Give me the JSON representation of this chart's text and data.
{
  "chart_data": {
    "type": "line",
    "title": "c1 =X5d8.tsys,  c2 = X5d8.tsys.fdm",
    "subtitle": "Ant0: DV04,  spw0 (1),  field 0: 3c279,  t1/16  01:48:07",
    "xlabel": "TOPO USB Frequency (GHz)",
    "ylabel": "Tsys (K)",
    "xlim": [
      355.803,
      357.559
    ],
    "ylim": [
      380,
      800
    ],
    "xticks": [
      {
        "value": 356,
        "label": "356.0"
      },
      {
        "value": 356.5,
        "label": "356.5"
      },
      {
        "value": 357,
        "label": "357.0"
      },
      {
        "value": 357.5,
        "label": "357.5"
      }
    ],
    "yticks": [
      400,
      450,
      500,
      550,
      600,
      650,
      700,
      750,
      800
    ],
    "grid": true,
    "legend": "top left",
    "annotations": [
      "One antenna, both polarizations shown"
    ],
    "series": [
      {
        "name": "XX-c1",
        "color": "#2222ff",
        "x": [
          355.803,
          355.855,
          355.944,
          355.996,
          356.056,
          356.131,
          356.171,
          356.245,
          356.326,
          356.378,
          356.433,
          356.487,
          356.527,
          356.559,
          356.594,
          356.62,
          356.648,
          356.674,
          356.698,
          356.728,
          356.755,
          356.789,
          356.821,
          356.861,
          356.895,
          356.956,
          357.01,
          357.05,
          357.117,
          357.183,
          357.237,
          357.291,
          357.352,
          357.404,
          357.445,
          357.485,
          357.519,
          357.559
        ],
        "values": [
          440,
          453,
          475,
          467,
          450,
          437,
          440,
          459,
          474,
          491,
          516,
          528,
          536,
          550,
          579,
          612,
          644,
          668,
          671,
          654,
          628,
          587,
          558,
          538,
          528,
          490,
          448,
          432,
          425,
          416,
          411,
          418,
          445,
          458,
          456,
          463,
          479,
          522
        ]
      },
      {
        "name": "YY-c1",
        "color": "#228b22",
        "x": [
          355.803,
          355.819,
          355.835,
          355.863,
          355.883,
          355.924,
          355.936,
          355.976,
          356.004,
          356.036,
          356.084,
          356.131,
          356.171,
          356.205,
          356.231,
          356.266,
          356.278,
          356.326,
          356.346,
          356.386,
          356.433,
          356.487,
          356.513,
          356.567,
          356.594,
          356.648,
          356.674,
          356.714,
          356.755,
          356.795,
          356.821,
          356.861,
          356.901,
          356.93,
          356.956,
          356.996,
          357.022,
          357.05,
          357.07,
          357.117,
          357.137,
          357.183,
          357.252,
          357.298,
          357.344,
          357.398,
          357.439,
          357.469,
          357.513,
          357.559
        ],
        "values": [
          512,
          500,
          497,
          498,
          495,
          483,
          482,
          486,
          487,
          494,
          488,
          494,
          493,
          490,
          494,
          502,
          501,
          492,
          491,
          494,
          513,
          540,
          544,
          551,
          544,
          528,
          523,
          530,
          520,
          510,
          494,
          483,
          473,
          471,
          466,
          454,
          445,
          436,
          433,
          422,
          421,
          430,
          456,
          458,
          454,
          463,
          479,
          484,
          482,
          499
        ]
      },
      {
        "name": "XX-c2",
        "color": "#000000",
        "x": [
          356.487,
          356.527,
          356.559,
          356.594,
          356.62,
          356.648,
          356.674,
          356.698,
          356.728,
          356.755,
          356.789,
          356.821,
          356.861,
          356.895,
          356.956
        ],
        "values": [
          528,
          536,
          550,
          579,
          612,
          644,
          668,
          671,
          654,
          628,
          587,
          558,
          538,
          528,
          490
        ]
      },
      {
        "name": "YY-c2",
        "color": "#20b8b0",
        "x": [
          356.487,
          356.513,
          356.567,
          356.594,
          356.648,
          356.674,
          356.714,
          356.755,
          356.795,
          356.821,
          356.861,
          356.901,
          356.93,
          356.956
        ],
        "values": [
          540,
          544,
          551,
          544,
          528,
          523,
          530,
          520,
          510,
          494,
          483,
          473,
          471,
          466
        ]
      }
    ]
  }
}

━━━

## Exercise prompt:
Write out every entry word for word.

## Exercise result:
Give me the JSON representation of this chart's text and data.
{
  "chart_data": {
    "type": "line",
    "title": "c1 =X5d8.tsys,  c2 = X5d8.tsys.fdm",
    "subtitle": "Ant0: DV04,  spw0 (1),  field 0: 3c279,  t1/16  01:48:07",
    "xlabel": "TOPO USB Frequency (GHz)",
    "ylabel": "Tsys (K)",
    "xlim": [
      355.803,
      357.559
    ],
    "ylim": [
      380,
      800
    ],
    "xticks": [
      {
        "value": 356,
        "label": "356.0"
      },
      {
        "value": 356.5,
        "label": "356.5"
      },
      {
        "value": 357,
        "label": "357.0"
      },
      {
        "value": 357.5,
        "label": "357.5"
      }
    ],
    "yticks": [
      400,
      450,
      500,
      550,
      600,
      650,
      700,
      750,
      800
    ],
    "grid": true,
    "legend": "top left",
    "annotations": [
      "One antenna, both polarizations shown"
    ],
    "series": [
      {
        "name": "XX-c1",
        "color": "#2222ff",
        "x": [
          355.803,
          355.855,
          355.944,
          355.996,
          356.056,
          356.131,
          356.171,
          356.245,
          356.326,
          356.378,
          356.433,
          356.487,
          356.527,
          356.559,
          356.594,
          356.62,
          356.648,
          356.674,
          356.698,
          356.728,
          356.755,
          356.789,
          356.821,
          356.861,
          356.895,
          356.956,
          357.01,
          357.05,
          357.117,
          357.183,
          357.237,
          357.291,
          357.352,
          357.404,
          357.445,
          357.485,
          357.519,
          357.559
        ],
        "values": [
          440,
          453,
          475,
          467,
          450,
          437,
          440,
          459,
          474,
          491,
          516,
          528,
          536,
          550,
          579,
          612,
          644,
          668,
          671,
          654,
          628,
          587,
          558,
          538,
          528,
          490,
          448,
          432,
          425,
          416,
          411,
          418,
          445,
          458,
          456,
          463,
          479,
          522
        ]
      },
      {
        "name": "YY-c1",
        "color": "#228b22",
        "x": [
          355.803,
          355.819,
          355.835,
          355.863,
          355.883,
          355.924,
          355.936,
          355.976,
          356.004,
          356.036,
          356.084,
          356.131,
          356.171,
          356.205,
          356.231,
          356.266,
          356.278,
          356.326,
          356.346,
          356.386,
          356.433,
          356.487,
          356.513,
          356.567,
          356.594,
          356.648,
          356.674,
          356.714,
          356.755,
          356.795,
          356.821,
          356.861,
          356.901,
          356.93,
          356.956,
          356.996,
          357.022,
          357.05,
          357.07,
          357.117,
          357.137,
          357.183,
          357.252,
          357.298,
          357.344,
          357.398,
          357.439,
          357.469,
          357.513,
          357.559
        ],
        "values": [
          512,
          500,
          497,
          498,
          495,
          483,
          482,
          486,
          487,
          494,
          488,
          494,
          493,
          490,
          494,
          502,
          501,
          492,
          491,
          494,
          513,
          540,
          544,
          551,
          544,
          528,
          523,
          530,
          520,
          510,
          494,
          483,
          473,
          471,
          466,
          454,
          445,
          436,
          433,
          422,
          421,
          430,
          456,
          458,
          454,
          463,
          479,
          484,
          482,
          499
        ]
      },
      {
        "name": "XX-c2",
        "color": "#000000",
        "x": [
          356.487,
          356.527,
          356.559,
          356.594,
          356.62,
          356.648,
          356.674,
          356.698,
          356.728,
          356.755,
          356.789,
          356.821,
          356.861,
          356.895,
          356.956
        ],
        "values": [
          528,
          536,
          550,
          579,
          612,
          644,
          668,
          671,
          654,
          628,
          587,
          558,
          538,
          528,
          490
        ]
      },
      {
        "name": "YY-c2",
        "color": "#20b8b0",
        "x": [
          356.487,
          356.513,
          356.567,
          356.594,
          356.648,
          356.674,
          356.714,
          356.755,
          356.795,
          356.821,
          356.861,
          356.901,
          356.93,
          356.956
        ],
        "values": [
          540,
          544,
          551,
          544,
          528,
          523,
          530,
          520,
          510,
          494,
          483,
          473,
          471,
          466
        ]
      }
    ]
  }
}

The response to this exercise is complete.